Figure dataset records
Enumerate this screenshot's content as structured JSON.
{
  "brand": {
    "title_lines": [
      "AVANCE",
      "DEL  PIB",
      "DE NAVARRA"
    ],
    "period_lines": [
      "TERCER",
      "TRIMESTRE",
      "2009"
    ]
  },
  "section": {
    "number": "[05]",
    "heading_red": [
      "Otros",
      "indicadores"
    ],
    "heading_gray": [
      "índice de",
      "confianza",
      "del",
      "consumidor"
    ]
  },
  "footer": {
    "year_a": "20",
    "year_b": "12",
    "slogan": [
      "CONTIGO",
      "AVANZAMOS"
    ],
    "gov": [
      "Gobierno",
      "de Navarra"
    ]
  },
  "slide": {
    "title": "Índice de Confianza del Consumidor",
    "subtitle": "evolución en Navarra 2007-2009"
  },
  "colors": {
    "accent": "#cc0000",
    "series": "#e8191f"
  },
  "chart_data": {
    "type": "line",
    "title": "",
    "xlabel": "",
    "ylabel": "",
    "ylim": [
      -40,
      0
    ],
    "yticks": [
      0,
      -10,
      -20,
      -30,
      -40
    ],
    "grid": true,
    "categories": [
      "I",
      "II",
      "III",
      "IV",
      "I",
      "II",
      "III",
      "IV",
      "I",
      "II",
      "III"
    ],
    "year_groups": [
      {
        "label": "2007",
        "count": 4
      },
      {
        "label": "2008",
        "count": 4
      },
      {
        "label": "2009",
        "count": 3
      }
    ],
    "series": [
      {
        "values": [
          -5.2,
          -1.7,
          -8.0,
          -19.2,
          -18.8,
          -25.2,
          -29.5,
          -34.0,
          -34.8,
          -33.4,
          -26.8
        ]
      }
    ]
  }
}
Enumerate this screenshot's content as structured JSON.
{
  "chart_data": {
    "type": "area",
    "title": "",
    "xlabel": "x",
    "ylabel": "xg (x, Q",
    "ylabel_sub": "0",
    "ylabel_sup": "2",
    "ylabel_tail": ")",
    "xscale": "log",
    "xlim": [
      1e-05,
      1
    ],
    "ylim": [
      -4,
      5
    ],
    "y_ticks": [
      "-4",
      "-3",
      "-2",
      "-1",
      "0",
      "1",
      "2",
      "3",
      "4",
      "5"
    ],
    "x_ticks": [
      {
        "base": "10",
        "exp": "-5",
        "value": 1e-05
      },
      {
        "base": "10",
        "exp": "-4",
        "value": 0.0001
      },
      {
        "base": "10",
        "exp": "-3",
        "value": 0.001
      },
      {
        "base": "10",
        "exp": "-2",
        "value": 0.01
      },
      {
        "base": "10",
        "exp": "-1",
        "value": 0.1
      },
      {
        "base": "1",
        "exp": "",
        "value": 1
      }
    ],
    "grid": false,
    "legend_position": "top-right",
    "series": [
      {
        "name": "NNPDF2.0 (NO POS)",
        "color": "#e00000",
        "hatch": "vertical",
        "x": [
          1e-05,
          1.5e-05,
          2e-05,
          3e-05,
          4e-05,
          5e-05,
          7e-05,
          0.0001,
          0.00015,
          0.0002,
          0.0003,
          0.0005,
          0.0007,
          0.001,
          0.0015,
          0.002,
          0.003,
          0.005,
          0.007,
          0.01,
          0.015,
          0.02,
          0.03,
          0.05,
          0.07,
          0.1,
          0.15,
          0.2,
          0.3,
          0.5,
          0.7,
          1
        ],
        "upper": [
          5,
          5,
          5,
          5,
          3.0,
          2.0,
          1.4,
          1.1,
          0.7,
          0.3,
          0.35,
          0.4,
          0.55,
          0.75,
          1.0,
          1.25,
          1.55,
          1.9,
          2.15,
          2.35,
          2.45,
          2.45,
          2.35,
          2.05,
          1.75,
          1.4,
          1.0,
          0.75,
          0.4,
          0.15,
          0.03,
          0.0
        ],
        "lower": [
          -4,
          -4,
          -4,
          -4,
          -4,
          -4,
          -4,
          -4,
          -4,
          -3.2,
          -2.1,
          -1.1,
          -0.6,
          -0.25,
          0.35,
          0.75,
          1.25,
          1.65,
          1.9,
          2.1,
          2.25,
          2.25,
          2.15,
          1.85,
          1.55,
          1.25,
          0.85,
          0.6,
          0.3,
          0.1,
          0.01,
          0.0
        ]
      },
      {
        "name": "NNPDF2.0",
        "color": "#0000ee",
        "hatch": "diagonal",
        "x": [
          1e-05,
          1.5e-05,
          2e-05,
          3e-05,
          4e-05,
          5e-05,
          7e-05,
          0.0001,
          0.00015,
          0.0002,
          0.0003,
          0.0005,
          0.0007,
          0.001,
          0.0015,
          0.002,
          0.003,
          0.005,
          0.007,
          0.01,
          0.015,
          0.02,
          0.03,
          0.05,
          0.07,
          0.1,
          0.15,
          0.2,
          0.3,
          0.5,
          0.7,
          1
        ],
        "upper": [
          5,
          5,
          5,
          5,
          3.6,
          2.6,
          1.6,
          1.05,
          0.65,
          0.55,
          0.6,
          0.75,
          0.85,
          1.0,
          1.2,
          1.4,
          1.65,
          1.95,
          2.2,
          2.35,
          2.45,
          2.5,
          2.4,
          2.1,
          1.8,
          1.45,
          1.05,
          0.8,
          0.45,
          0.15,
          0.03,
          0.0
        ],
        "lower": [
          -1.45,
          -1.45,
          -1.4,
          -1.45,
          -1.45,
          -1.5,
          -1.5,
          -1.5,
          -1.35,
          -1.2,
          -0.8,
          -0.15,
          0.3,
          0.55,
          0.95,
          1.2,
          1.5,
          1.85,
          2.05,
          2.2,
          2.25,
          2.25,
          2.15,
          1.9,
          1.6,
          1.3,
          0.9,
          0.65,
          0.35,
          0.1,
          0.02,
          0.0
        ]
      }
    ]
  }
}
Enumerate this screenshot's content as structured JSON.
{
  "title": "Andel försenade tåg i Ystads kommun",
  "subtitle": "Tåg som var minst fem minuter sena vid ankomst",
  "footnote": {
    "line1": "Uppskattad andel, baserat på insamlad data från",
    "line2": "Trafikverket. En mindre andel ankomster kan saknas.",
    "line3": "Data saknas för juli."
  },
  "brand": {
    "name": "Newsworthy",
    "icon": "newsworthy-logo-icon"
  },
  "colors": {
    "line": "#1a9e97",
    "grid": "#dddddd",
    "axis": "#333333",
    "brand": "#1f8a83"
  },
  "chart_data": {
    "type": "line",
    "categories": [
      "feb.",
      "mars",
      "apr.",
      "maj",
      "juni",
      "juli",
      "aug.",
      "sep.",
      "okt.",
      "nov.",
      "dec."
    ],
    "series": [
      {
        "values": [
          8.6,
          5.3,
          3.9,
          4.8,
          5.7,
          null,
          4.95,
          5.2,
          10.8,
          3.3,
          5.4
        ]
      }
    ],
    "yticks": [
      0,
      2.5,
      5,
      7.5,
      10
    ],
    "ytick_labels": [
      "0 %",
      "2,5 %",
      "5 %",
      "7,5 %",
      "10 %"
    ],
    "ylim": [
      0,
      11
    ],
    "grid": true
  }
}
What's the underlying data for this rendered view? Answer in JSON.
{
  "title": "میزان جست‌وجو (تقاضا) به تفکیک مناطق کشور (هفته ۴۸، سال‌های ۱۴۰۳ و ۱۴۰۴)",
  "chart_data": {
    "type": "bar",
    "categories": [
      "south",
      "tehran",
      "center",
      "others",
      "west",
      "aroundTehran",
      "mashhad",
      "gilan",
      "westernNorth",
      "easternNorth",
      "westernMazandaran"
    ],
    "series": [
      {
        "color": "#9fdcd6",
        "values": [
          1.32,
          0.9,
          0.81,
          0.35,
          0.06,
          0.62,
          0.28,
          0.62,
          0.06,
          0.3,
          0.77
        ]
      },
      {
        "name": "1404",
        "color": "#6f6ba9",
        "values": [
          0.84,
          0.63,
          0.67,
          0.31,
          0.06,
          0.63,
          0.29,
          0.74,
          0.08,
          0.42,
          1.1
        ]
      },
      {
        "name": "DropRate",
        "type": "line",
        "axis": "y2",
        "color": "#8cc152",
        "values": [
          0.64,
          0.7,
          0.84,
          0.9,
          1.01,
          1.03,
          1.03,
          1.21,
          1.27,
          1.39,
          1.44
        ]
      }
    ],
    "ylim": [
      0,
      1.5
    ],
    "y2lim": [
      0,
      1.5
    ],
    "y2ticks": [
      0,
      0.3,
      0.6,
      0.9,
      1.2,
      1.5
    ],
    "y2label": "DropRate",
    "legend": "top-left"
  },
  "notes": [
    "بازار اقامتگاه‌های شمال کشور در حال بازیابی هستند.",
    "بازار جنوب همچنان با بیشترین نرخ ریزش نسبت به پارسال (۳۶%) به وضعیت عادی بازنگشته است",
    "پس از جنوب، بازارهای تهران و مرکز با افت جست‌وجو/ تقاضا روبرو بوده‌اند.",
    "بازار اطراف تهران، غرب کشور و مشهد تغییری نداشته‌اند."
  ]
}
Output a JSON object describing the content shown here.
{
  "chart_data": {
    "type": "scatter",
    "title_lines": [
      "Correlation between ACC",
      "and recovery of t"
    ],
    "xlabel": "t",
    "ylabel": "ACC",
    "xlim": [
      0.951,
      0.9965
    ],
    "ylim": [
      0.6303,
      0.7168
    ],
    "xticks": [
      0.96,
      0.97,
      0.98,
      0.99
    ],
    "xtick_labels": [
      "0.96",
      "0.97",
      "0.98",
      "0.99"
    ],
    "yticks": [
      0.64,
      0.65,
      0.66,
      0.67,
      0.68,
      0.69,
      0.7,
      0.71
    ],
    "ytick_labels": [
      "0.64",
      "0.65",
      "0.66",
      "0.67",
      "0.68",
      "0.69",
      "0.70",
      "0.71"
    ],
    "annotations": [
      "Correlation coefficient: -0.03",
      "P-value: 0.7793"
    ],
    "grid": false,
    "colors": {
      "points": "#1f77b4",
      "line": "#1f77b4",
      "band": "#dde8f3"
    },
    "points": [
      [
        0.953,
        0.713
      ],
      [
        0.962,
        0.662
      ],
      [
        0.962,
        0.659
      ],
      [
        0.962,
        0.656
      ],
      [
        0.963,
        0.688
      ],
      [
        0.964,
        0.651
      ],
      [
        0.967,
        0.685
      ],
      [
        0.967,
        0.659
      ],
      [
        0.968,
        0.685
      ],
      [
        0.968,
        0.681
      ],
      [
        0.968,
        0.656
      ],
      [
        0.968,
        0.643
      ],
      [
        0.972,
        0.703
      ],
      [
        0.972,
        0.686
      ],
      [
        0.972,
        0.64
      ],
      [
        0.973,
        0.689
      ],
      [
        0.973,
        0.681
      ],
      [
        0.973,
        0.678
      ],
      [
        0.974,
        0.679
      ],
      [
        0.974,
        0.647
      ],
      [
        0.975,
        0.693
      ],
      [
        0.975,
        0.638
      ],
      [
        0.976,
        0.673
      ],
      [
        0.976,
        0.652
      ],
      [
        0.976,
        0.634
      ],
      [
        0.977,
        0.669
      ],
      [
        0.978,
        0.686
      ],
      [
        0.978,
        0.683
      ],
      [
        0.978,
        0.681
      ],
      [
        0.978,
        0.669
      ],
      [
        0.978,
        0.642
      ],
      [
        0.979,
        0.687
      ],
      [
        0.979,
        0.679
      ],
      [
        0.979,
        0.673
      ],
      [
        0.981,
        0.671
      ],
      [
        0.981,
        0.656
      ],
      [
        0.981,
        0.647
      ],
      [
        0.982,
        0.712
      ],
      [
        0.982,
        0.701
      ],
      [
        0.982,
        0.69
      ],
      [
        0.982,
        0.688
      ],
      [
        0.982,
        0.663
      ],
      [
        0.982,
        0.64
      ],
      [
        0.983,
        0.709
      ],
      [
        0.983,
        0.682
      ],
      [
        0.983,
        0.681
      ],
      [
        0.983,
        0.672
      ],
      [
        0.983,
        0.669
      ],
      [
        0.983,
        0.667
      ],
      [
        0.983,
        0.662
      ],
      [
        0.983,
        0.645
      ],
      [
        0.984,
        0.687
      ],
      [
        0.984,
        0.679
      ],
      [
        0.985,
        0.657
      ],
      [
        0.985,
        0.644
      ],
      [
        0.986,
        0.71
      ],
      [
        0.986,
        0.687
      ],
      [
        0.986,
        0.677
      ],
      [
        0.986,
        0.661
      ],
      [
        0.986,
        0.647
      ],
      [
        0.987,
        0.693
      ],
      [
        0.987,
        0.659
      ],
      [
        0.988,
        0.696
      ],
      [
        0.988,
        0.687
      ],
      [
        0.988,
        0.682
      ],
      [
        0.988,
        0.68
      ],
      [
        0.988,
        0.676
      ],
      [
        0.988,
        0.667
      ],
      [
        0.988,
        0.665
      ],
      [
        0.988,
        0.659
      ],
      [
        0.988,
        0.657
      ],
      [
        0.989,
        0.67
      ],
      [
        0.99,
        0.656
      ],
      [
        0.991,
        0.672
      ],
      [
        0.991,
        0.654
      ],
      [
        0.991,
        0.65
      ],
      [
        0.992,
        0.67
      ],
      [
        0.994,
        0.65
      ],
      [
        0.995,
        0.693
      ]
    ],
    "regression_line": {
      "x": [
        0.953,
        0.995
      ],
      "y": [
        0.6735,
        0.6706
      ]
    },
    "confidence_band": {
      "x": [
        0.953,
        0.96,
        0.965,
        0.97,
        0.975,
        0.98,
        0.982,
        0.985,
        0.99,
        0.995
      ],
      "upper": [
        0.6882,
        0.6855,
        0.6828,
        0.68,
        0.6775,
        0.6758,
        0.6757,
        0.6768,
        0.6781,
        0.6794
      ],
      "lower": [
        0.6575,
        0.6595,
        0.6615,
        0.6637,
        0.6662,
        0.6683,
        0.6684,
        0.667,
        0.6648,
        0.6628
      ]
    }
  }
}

WHAT THE TASK ASKS: Search the records for the word "تقاضا", then list every line that has it.

COMPLETED TASK:
  "title": "میزان جست‌وجو (تقاضا) به تفکیک مناطق کشور (هفته ۴۸، سال‌های ۱۴۰۳ و ۱۴۰۴)",
    "پس از جنوب، بازارهای تهران و مرکز با افت جست‌وجو/ تقاضا روبرو بوده‌اند.",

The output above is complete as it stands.